(Excerpted data):
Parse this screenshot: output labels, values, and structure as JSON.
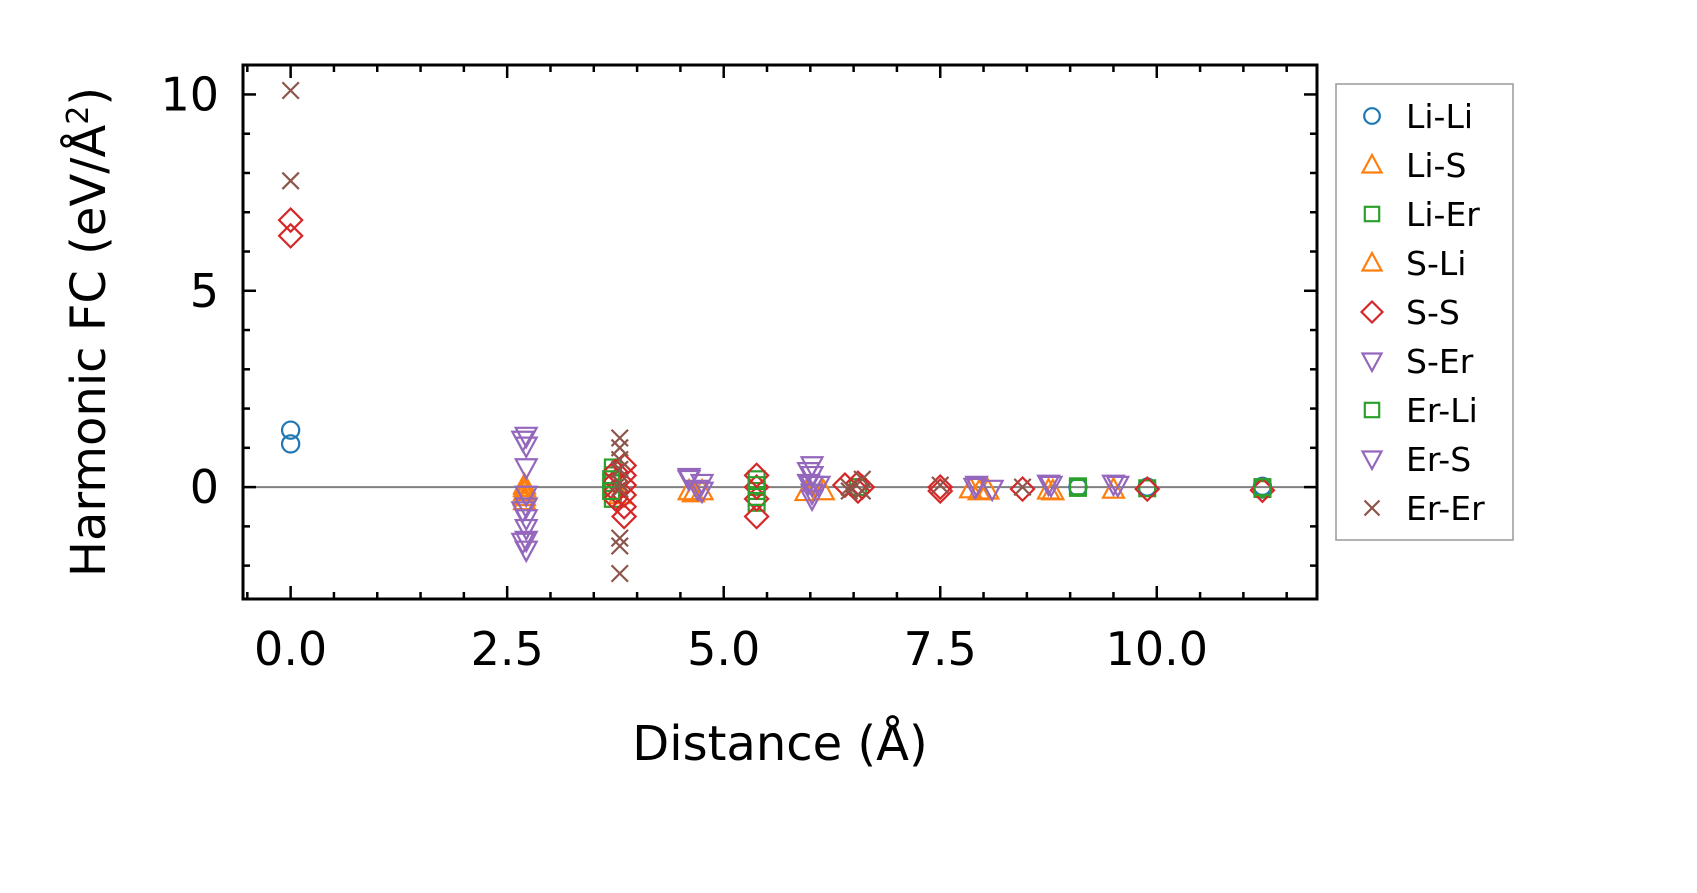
{
  "chart_data": {
    "type": "scatter",
    "title": "",
    "xlabel": "Distance (Å)",
    "ylabel_main": "Harmonic FC (eV/Å",
    "ylabel_sup": "2",
    "ylabel_close": ")",
    "xlim": [
      -0.55,
      11.85
    ],
    "ylim": [
      -2.85,
      10.75
    ],
    "xticks": [
      0.0,
      2.5,
      5.0,
      7.5,
      10.0
    ],
    "xtick_labels": [
      "0.0",
      "2.5",
      "5.0",
      "7.5",
      "10.0"
    ],
    "yticks": [
      0,
      5,
      10
    ],
    "ytick_labels": [
      "0",
      "5",
      "10"
    ],
    "x_minor_step": 0.5,
    "y_minor_step": 1,
    "zero_line": true,
    "legend_position": "outside-right",
    "series": [
      {
        "name": "Li-Li",
        "color": "#1f77b4",
        "marker": "circle",
        "points": [
          [
            0.0,
            1.45
          ],
          [
            0.0,
            1.1
          ],
          [
            9.09,
            0.0
          ],
          [
            9.89,
            0.0
          ],
          [
            11.22,
            -0.05
          ],
          [
            11.22,
            0.02
          ]
        ]
      },
      {
        "name": "Li-S",
        "color": "#ff7f0e",
        "marker": "triangle-up",
        "points": [
          [
            2.7,
            -0.02
          ],
          [
            2.7,
            -0.12
          ],
          [
            2.7,
            -0.25
          ],
          [
            2.7,
            0.05
          ],
          [
            4.6,
            -0.1
          ],
          [
            4.75,
            -0.1
          ],
          [
            5.95,
            -0.12
          ],
          [
            6.15,
            -0.1
          ],
          [
            7.85,
            -0.05
          ],
          [
            8.05,
            -0.08
          ],
          [
            8.75,
            -0.08
          ],
          [
            9.5,
            -0.06
          ]
        ]
      },
      {
        "name": "Li-Er",
        "color": "#2ca02c",
        "marker": "square",
        "points": [
          [
            3.72,
            0.5
          ],
          [
            3.72,
            0.3
          ],
          [
            3.72,
            0.1
          ],
          [
            3.72,
            -0.1
          ],
          [
            3.72,
            -0.3
          ],
          [
            5.38,
            0.2
          ],
          [
            5.38,
            -0.1
          ],
          [
            5.38,
            -0.4
          ],
          [
            6.55,
            0.0
          ],
          [
            9.09,
            -0.02
          ],
          [
            9.89,
            -0.03
          ],
          [
            11.22,
            -0.05
          ]
        ]
      },
      {
        "name": "S-Li",
        "color": "#ff7f0e",
        "marker": "triangle-up",
        "points": [
          [
            2.7,
            -0.35
          ],
          [
            3.8,
            -0.2
          ],
          [
            4.65,
            -0.15
          ],
          [
            7.95,
            -0.1
          ],
          [
            8.8,
            -0.1
          ]
        ]
      },
      {
        "name": "S-S",
        "color": "#d62728",
        "marker": "diamond",
        "points": [
          [
            0.0,
            6.8
          ],
          [
            0.0,
            6.4
          ],
          [
            3.75,
            0.4
          ],
          [
            3.75,
            0.15
          ],
          [
            3.75,
            -0.1
          ],
          [
            3.75,
            -0.3
          ],
          [
            3.85,
            0.55
          ],
          [
            3.85,
            0.3
          ],
          [
            3.85,
            0.05
          ],
          [
            3.85,
            -0.2
          ],
          [
            3.85,
            -0.5
          ],
          [
            3.85,
            -0.75
          ],
          [
            5.38,
            0.3
          ],
          [
            5.38,
            0.0
          ],
          [
            5.38,
            -0.3
          ],
          [
            5.38,
            -0.75
          ],
          [
            6.4,
            0.05
          ],
          [
            6.55,
            0.1
          ],
          [
            6.55,
            -0.1
          ],
          [
            6.6,
            0.0
          ],
          [
            7.5,
            0.0
          ],
          [
            7.5,
            -0.1
          ],
          [
            8.45,
            -0.05
          ],
          [
            9.89,
            -0.05
          ],
          [
            11.22,
            -0.08
          ]
        ]
      },
      {
        "name": "S-Er",
        "color": "#9467bd",
        "marker": "triangle-down",
        "points": [
          [
            2.72,
            1.3
          ],
          [
            2.72,
            1.05
          ],
          [
            2.72,
            0.5
          ],
          [
            2.72,
            -0.2
          ],
          [
            2.72,
            -0.5
          ],
          [
            2.72,
            -0.8
          ],
          [
            2.72,
            -1.05
          ],
          [
            2.72,
            -1.35
          ],
          [
            2.72,
            -1.6
          ],
          [
            4.6,
            0.2
          ],
          [
            4.75,
            0.1
          ],
          [
            4.75,
            -0.1
          ],
          [
            6.02,
            0.55
          ],
          [
            6.02,
            0.3
          ],
          [
            6.02,
            0.05
          ],
          [
            6.02,
            -0.15
          ],
          [
            6.02,
            -0.3
          ],
          [
            7.9,
            0.0
          ],
          [
            8.1,
            -0.05
          ],
          [
            8.78,
            0.05
          ],
          [
            9.55,
            0.05
          ]
        ]
      },
      {
        "name": "Er-Li",
        "color": "#2ca02c",
        "marker": "square",
        "points": [
          [
            3.7,
            0.2
          ],
          [
            3.7,
            -0.1
          ],
          [
            5.38,
            0.05
          ],
          [
            5.38,
            -0.25
          ],
          [
            9.09,
            0.02
          ],
          [
            11.22,
            0.0
          ]
        ]
      },
      {
        "name": "Er-S",
        "color": "#9467bd",
        "marker": "triangle-down",
        "points": [
          [
            2.68,
            1.2
          ],
          [
            2.68,
            -0.6
          ],
          [
            2.68,
            -1.4
          ],
          [
            4.6,
            0.25
          ],
          [
            4.7,
            -0.05
          ],
          [
            5.98,
            0.4
          ],
          [
            5.98,
            0.1
          ],
          [
            6.1,
            0.05
          ],
          [
            7.92,
            0.05
          ],
          [
            8.75,
            0.08
          ],
          [
            9.5,
            0.08
          ]
        ]
      },
      {
        "name": "Er-Er",
        "color": "#8c564b",
        "marker": "x",
        "points": [
          [
            0.0,
            10.1
          ],
          [
            0.0,
            7.8
          ],
          [
            3.8,
            1.25
          ],
          [
            3.8,
            1.0
          ],
          [
            3.8,
            0.7
          ],
          [
            3.8,
            0.45
          ],
          [
            3.8,
            0.1
          ],
          [
            3.8,
            -0.05
          ],
          [
            3.8,
            -1.3
          ],
          [
            3.8,
            -1.5
          ],
          [
            3.8,
            -2.2
          ],
          [
            6.45,
            0.0
          ],
          [
            6.6,
            0.2
          ],
          [
            6.6,
            -0.1
          ],
          [
            6.45,
            -0.1
          ],
          [
            7.5,
            0.05
          ],
          [
            8.45,
            0.0
          ]
        ]
      }
    ]
  }
}
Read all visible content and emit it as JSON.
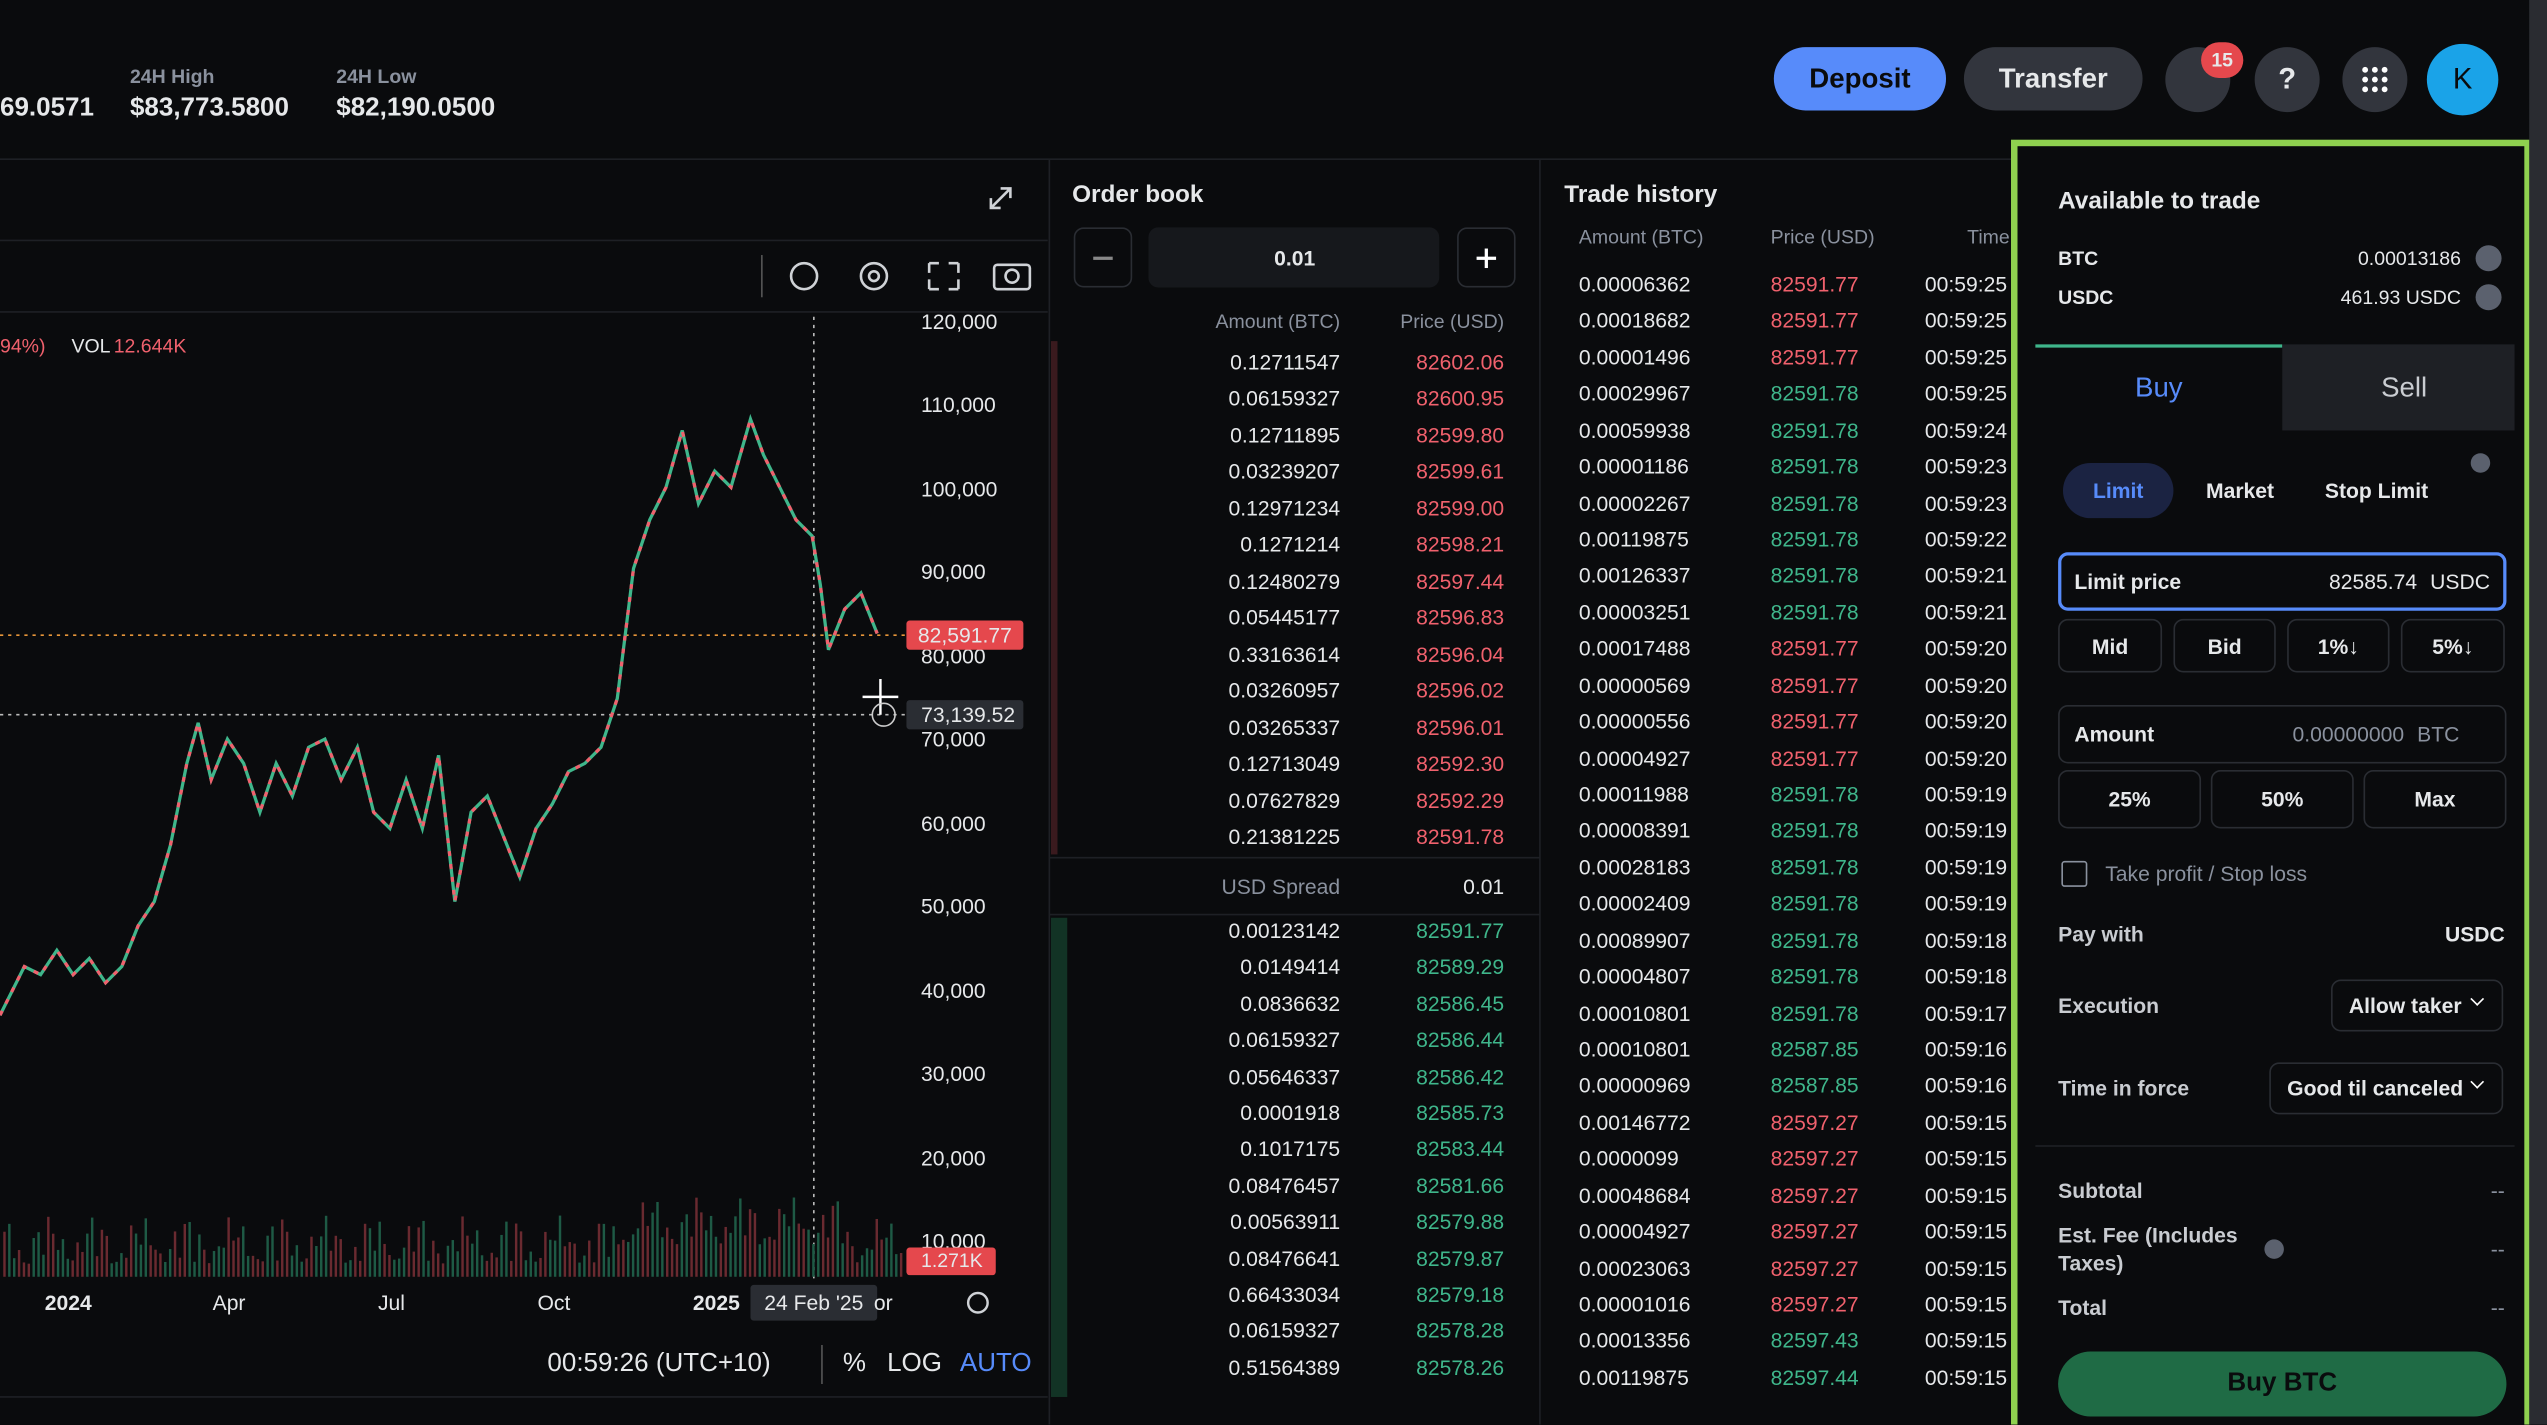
{
  "header": {
    "last_price_partial": "69.0571",
    "stats": [
      {
        "label": "24H High",
        "value": "$83,773.5800"
      },
      {
        "label": "24H Low",
        "value": "$82,190.0500"
      }
    ],
    "buttons": [
      "Deposit",
      "Transfer"
    ],
    "notifications": "15",
    "help": "?",
    "avatar": "K"
  },
  "chart": {
    "legend": {
      "change": "94%)",
      "vol_label": "VOL",
      "vol_value": "12.644K"
    },
    "price_axis": [
      "120,000",
      "110,000",
      "100,000",
      "90,000",
      "80,000",
      "70,000",
      "60,000",
      "50,000",
      "40,000",
      "30,000",
      "20,000",
      "10,000"
    ],
    "last_price_tag": "82,591.77",
    "cursor_price_tag": "73,139.52",
    "volume_tag": "1.271K",
    "time_axis": [
      "2024",
      "Apr",
      "Jul",
      "Oct",
      "2025"
    ],
    "cursor_date": "24 Feb '25",
    "time_axis_partial": "or",
    "clock": "00:59:26 (UTC+10)",
    "scale_options": [
      "%",
      "LOG",
      "AUTO"
    ]
  },
  "order_book": {
    "title": "Order book",
    "step": "0.01",
    "headers": [
      "Amount (BTC)",
      "Price (USD)"
    ],
    "asks": [
      [
        "0.12711547",
        "82602.06"
      ],
      [
        "0.06159327",
        "82600.95"
      ],
      [
        "0.12711895",
        "82599.80"
      ],
      [
        "0.03239207",
        "82599.61"
      ],
      [
        "0.12971234",
        "82599.00"
      ],
      [
        "0.1271214",
        "82598.21"
      ],
      [
        "0.12480279",
        "82597.44"
      ],
      [
        "0.05445177",
        "82596.83"
      ],
      [
        "0.33163614",
        "82596.04"
      ],
      [
        "0.03260957",
        "82596.02"
      ],
      [
        "0.03265337",
        "82596.01"
      ],
      [
        "0.12713049",
        "82592.30"
      ],
      [
        "0.07627829",
        "82592.29"
      ],
      [
        "0.21381225",
        "82591.78"
      ]
    ],
    "spread_label": "USD Spread",
    "spread": "0.01",
    "bids": [
      [
        "0.00123142",
        "82591.77"
      ],
      [
        "0.0149414",
        "82589.29"
      ],
      [
        "0.0836632",
        "82586.45"
      ],
      [
        "0.06159327",
        "82586.44"
      ],
      [
        "0.05646337",
        "82586.42"
      ],
      [
        "0.0001918",
        "82585.73"
      ],
      [
        "0.1017175",
        "82583.44"
      ],
      [
        "0.08476457",
        "82581.66"
      ],
      [
        "0.00563911",
        "82579.88"
      ],
      [
        "0.08476641",
        "82579.87"
      ],
      [
        "0.66433034",
        "82579.18"
      ],
      [
        "0.06159327",
        "82578.28"
      ],
      [
        "0.51564389",
        "82578.26"
      ]
    ]
  },
  "trade_history": {
    "title": "Trade history",
    "headers": [
      "Amount (BTC)",
      "Price (USD)",
      "Time"
    ],
    "rows": [
      [
        "0.00006362",
        "82591.77",
        "00:59:25",
        "#f0616d"
      ],
      [
        "0.00018682",
        "82591.77",
        "00:59:25",
        "#f0616d"
      ],
      [
        "0.00001496",
        "82591.77",
        "00:59:25",
        "#f0616d"
      ],
      [
        "0.00029967",
        "82591.78",
        "00:59:25",
        "#3fb68b"
      ],
      [
        "0.00059938",
        "82591.78",
        "00:59:24",
        "#3fb68b"
      ],
      [
        "0.00001186",
        "82591.78",
        "00:59:23",
        "#3fb68b"
      ],
      [
        "0.00002267",
        "82591.78",
        "00:59:23",
        "#3fb68b"
      ],
      [
        "0.00119875",
        "82591.78",
        "00:59:22",
        "#3fb68b"
      ],
      [
        "0.00126337",
        "82591.78",
        "00:59:21",
        "#3fb68b"
      ],
      [
        "0.00003251",
        "82591.78",
        "00:59:21",
        "#3fb68b"
      ],
      [
        "0.00017488",
        "82591.77",
        "00:59:20",
        "#f0616d"
      ],
      [
        "0.00000569",
        "82591.77",
        "00:59:20",
        "#f0616d"
      ],
      [
        "0.00000556",
        "82591.77",
        "00:59:20",
        "#f0616d"
      ],
      [
        "0.00004927",
        "82591.77",
        "00:59:20",
        "#f0616d"
      ],
      [
        "0.00011988",
        "82591.78",
        "00:59:19",
        "#3fb68b"
      ],
      [
        "0.00008391",
        "82591.78",
        "00:59:19",
        "#3fb68b"
      ],
      [
        "0.00028183",
        "82591.78",
        "00:59:19",
        "#3fb68b"
      ],
      [
        "0.00002409",
        "82591.78",
        "00:59:19",
        "#3fb68b"
      ],
      [
        "0.00089907",
        "82591.78",
        "00:59:18",
        "#3fb68b"
      ],
      [
        "0.00004807",
        "82591.78",
        "00:59:18",
        "#3fb68b"
      ],
      [
        "0.00010801",
        "82591.78",
        "00:59:17",
        "#3fb68b"
      ],
      [
        "0.00010801",
        "82587.85",
        "00:59:16",
        "#3fb68b"
      ],
      [
        "0.00000969",
        "82587.85",
        "00:59:16",
        "#3fb68b"
      ],
      [
        "0.00146772",
        "82597.27",
        "00:59:15",
        "#f0616d"
      ],
      [
        "0.0000099",
        "82597.27",
        "00:59:15",
        "#f0616d"
      ],
      [
        "0.00048684",
        "82597.27",
        "00:59:15",
        "#f0616d"
      ],
      [
        "0.00004927",
        "82597.27",
        "00:59:15",
        "#f0616d"
      ],
      [
        "0.00023063",
        "82597.27",
        "00:59:15",
        "#f0616d"
      ],
      [
        "0.00001016",
        "82597.27",
        "00:59:15",
        "#f0616d"
      ],
      [
        "0.00013356",
        "82597.43",
        "00:59:15",
        "#3fb68b"
      ],
      [
        "0.00119875",
        "82597.44",
        "00:59:15",
        "#3fb68b"
      ]
    ]
  },
  "trade_panel": {
    "title": "Available to trade",
    "balances": [
      [
        "BTC",
        "0.00013186"
      ],
      [
        "USDC",
        "461.93 USDC"
      ]
    ],
    "tabs": [
      "Buy",
      "Sell"
    ],
    "order_types": [
      "Limit",
      "Market",
      "Stop Limit"
    ],
    "limit_price": {
      "label": "Limit price",
      "value": "82585.74",
      "unit": "USDC"
    },
    "price_presets": [
      "Mid",
      "Bid",
      "1%↓",
      "5%↓"
    ],
    "amount": {
      "label": "Amount",
      "value": "0.00000000",
      "unit": "BTC"
    },
    "amount_presets": [
      "25%",
      "50%",
      "Max"
    ],
    "tp_sl": "Take profit / Stop loss",
    "pay_with": {
      "label": "Pay with",
      "value": "USDC"
    },
    "execution": {
      "label": "Execution",
      "value": "Allow taker"
    },
    "time_in_force": {
      "label": "Time in force",
      "value": "Good til canceled"
    },
    "summary": [
      [
        "Subtotal",
        "--"
      ],
      [
        "Est. Fee (Includes Taxes)",
        "--"
      ],
      [
        "Total",
        "--"
      ]
    ],
    "submit": "Buy BTC"
  }
}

(The problem): List each line of the entries that holds the string "name".

(Solution):
        "name": "Li-Li",
        "name": "Li-S",
        "name": "Li-Er",
        "name": "S-Li",
        "name": "S-S",
        "name": "S-Er",
        "name": "Er-Li",
        "name": "Er-S",
        "name": "Er-Er",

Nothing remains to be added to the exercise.